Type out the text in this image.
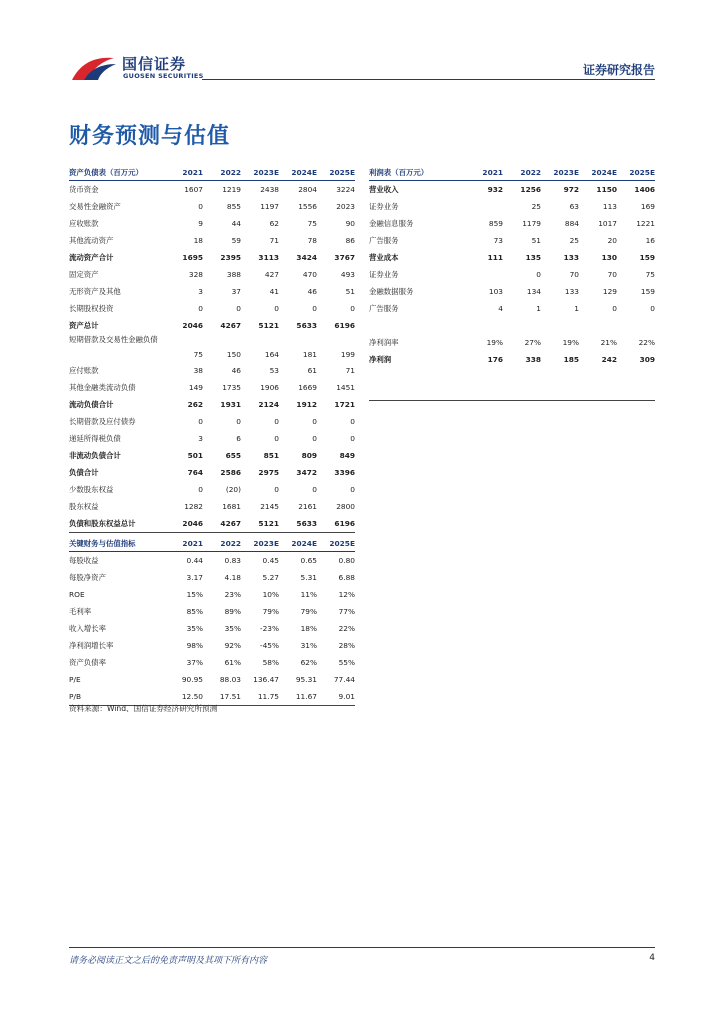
国信证券
GUOSEN SECURITIES	证券研究报告
财务预测与估值
资产负债表（百万元）	2021	2022	2023E	2024E	2025E
货币资金	1607	1219	2438	2804	3224
交易性金融资产	0	855	1197	1556	2023
应收账款	9	44	62	75	90
其他流动资产	18	59	71	78	86
流动资产合计	1695	2395	3113	3424	3767
固定资产	328	388	427	470	493
无形资产及其他	3	37	41	46	51
长期股权投资	0	0	0	0	0
资产总计	2046	4267	5121	5633	6196
短期借款及交易性金融负债	75	150	164	181	199
应付账款	38	46	53	61	71
其他金融类流动负债	149	1735	1906	1669	1451
流动负债合计	262	1931	2124	1912	1721
长期借款及应付债券	0	0	0	0	0
递延所得税负债	3	6	0	0	0
非流动负债合计	501	655	851	809	849
负债合计	764	2586	2975	3472	3396
少数股东权益	0	(20)	0	0	0
股东权益	1282	1681	2145	2161	2800
负债和股东权益总计	2046	4267	5121	5633	6196
利润表（百万元）	2021	2022	2023E	2024E	2025E
营业收入	932	1256	972	1150	1406
证券业务		25	63	113	169
金融信息服务	859	1179	884	1017	1221
广告服务	73	51	25	20	16
营业成本	111	135	133	130	159
证券业务		0	70	70	75
金融数据服务	103	134	133	129	159
广告服务	4	1	1	0	0

净利润率	19%	27%	19%	21%	22%
净利润	176	338	185	242	309
关键财务与估值指标	2021	2022	2023E	2024E	2025E
每股收益	0.44	0.83	0.45	0.65	0.80
每股净资产	3.17	4.18	5.27	5.31	6.88
ROE	15%	23%	10%	11%	12%
毛利率	85%	89%	79%	79%	77%
收入增长率	35%	35%	-23%	18%	22%
净利润增长率	98%	92%	-45%	31%	28%
资产负债率	37%	61%	58%	62%	55%
P/E	90.95	88.03	136.47	95.31	77.44
P/B	12.50	17.51	11.75	11.67	9.01
资料来源：Wind、国信证券经济研究所预测
请务必阅读正文之后的免责声明及其项下所有内容	4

• **Given task**:
Pictures are to be left out; all else in the entries above is to be quoted exactly.

• **Answer to the task**:
Type out the text in this image.
国信证券
GUOSEN SECURITIES	证券研究报告
财务预测与估值
资产负债表（百万元）	2021	2022	2023E	2024E	2025E
货币资金	1607	1219	2438	2804	3224
交易性金融资产	0	855	1197	1556	2023
应收账款	9	44	62	75	90
其他流动资产	18	59	71	78	86
流动资产合计	1695	2395	3113	3424	3767
固定资产	328	388	427	470	493
无形资产及其他	3	37	41	46	51
长期股权投资	0	0	0	0	0
资产总计	2046	4267	5121	5633	6196
短期借款及交易性金融负债	75	150	164	181	199
应付账款	38	46	53	61	71
其他金融类流动负债	149	1735	1906	1669	1451
流动负债合计	262	1931	2124	1912	1721
长期借款及应付债券	0	0	0	0	0
递延所得税负债	3	6	0	0	0
非流动负债合计	501	655	851	809	849
负债合计	764	2586	2975	3472	3396
少数股东权益	0	(20)	0	0	0
股东权益	1282	1681	2145	2161	2800
负债和股东权益总计	2046	4267	5121	5633	6196
利润表（百万元）	2021	2022	2023E	2024E	2025E
营业收入	932	1256	972	1150	1406
证券业务		25	63	113	169
金融信息服务	859	1179	884	1017	1221
广告服务	73	51	25	20	16
营业成本	111	135	133	130	159
证券业务		0	70	70	75
金融数据服务	103	134	133	129	159
广告服务	4	1	1	0	0

净利润率	19%	27%	19%	21%	22%
净利润	176	338	185	242	309
关键财务与估值指标	2021	2022	2023E	2024E	2025E
每股收益	0.44	0.83	0.45	0.65	0.80
每股净资产	3.17	4.18	5.27	5.31	6.88
ROE	15%	23%	10%	11%	12%
毛利率	85%	89%	79%	79%	77%
收入增长率	35%	35%	-23%	18%	22%
净利润增长率	98%	92%	-45%	31%	28%
资产负债率	37%	61%	58%	62%	55%
P/E	90.95	88.03	136.47	95.31	77.44
P/B	12.50	17.51	11.75	11.67	9.01
资料来源：Wind、国信证券经济研究所预测
请务必阅读正文之后的免责声明及其项下所有内容	4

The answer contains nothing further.